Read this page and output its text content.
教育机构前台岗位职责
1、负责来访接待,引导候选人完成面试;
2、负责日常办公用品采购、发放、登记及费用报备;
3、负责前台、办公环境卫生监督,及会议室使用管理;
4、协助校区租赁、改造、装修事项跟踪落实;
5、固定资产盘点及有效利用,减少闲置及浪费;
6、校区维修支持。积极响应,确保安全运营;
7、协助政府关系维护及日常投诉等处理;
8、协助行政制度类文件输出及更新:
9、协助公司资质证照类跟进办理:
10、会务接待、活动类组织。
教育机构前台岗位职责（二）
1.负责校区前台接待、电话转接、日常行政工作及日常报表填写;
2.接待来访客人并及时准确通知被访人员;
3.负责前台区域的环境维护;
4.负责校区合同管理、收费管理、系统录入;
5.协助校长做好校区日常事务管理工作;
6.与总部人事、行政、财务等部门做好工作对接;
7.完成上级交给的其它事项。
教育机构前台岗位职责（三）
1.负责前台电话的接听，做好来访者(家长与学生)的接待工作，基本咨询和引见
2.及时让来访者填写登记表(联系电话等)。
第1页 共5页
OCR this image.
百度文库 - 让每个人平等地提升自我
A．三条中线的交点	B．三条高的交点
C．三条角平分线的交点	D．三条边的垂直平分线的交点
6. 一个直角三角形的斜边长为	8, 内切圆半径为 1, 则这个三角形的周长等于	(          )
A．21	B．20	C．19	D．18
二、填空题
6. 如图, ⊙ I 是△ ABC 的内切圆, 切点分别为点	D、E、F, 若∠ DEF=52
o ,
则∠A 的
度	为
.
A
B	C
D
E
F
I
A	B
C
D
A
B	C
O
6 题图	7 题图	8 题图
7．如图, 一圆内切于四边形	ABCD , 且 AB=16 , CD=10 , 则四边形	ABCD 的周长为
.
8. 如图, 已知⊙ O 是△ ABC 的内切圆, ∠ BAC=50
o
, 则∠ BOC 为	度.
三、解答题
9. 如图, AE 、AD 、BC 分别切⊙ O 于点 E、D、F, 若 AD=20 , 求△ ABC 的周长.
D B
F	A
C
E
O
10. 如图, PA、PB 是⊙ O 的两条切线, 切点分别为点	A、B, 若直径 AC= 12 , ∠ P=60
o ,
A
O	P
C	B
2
-=-=-
- _WRITTEN INSTRUCTION_: Repeat every line of the records above exactly.

- _SOLVED EXERCISE_:
Read this page and output its text content.
教育机构前台岗位职责
1、负责来访接待,引导候选人完成面试;
2、负责日常办公用品采购、发放、登记及费用报备;
3、负责前台、办公环境卫生监督,及会议室使用管理;
4、协助校区租赁、改造、装修事项跟踪落实;
5、固定资产盘点及有效利用,减少闲置及浪费;
6、校区维修支持。积极响应,确保安全运营;
7、协助政府关系维护及日常投诉等处理;
8、协助行政制度类文件输出及更新:
9、协助公司资质证照类跟进办理:
10、会务接待、活动类组织。
教育机构前台岗位职责（二）
1.负责校区前台接待、电话转接、日常行政工作及日常报表填写;
2.接待来访客人并及时准确通知被访人员;
3.负责前台区域的环境维护;
4.负责校区合同管理、收费管理、系统录入;
5.协助校长做好校区日常事务管理工作;
6.与总部人事、行政、财务等部门做好工作对接;
7.完成上级交给的其它事项。
教育机构前台岗位职责（三）
1.负责前台电话的接听，做好来访者(家长与学生)的接待工作，基本咨询和引见
2.及时让来访者填写登记表(联系电话等)。
第1页 共5页
OCR this image.
百度文库 - 让每个人平等地提升自我
A．三条中线的交点	B．三条高的交点
C．三条角平分线的交点	D．三条边的垂直平分线的交点
6. 一个直角三角形的斜边长为	8, 内切圆半径为 1, 则这个三角形的周长等于	(          )
A．21	B．20	C．19	D．18
二、填空题
6. 如图, ⊙ I 是△ ABC 的内切圆, 切点分别为点	D、E、F, 若∠ DEF=52
o ,
则∠A 的
度	为
.
A
B	C
D
E
F
I
A	B
C
D
A
B	C
O
6 题图	7 题图	8 题图
7．如图, 一圆内切于四边形	ABCD , 且 AB=16 , CD=10 , 则四边形	ABCD 的周长为
.
8. 如图, 已知⊙ O 是△ ABC 的内切圆, ∠ BAC=50
o
, 则∠ BOC 为	度.
三、解答题
9. 如图, AE 、AD 、BC 分别切⊙ O 于点 E、D、F, 若 AD=20 , 求△ ABC 的周长.
D B
F	A
C
E
O
10. 如图, PA、PB 是⊙ O 的两条切线, 切点分别为点	A、B, 若直径 AC= 12 , ∠ P=60
o ,
A
O	P
C	B
2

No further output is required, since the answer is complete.